Task brief
Within this material, how many lines include the word "Table"? Answer with a number and nothing more.
=== Data for this task ===
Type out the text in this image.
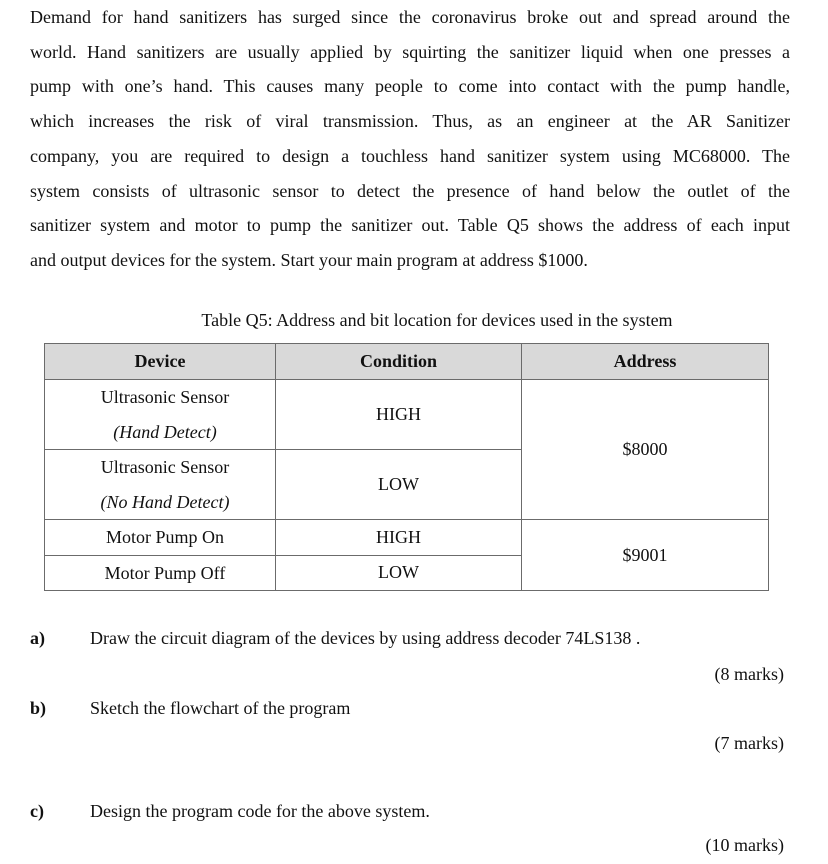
Demand for hand sanitizers has surged since the coronavirus broke out and spread around the
world. Hand sanitizers are usually applied by squirting the sanitizer liquid when one presses a
pump with one’s hand. This causes many people to come into contact with the pump handle,
which increases the risk of viral transmission. Thus, as an engineer at the AR Sanitizer
company, you are required to design a touchless hand sanitizer system using MC68000. The
system consists of ultrasonic sensor to detect the presence of hand below the outlet of the
sanitizer system and motor to pump the sanitizer out. Table Q5 shows the address of each input
and output devices for the system. Start your main program at address $1000.
Table Q5: Address and bit location for devices used in the system
Device	Condition	Address

Ultrasonic Sensor
(Hand Detect)	HIGH	$8000

Ultrasonic Sensor
(No Hand Detect)	LOW	

Motor Pump On	HIGH	$9001

Motor Pump Off	LOW	
a)	Draw the circuit diagram of the devices by using address decoder 74LS138 .
(8 marks)
b) Sketch the flowchart of the program
(7 marks)
c)	Design the program code for the above system.
(10 marks)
===
Response to the task
2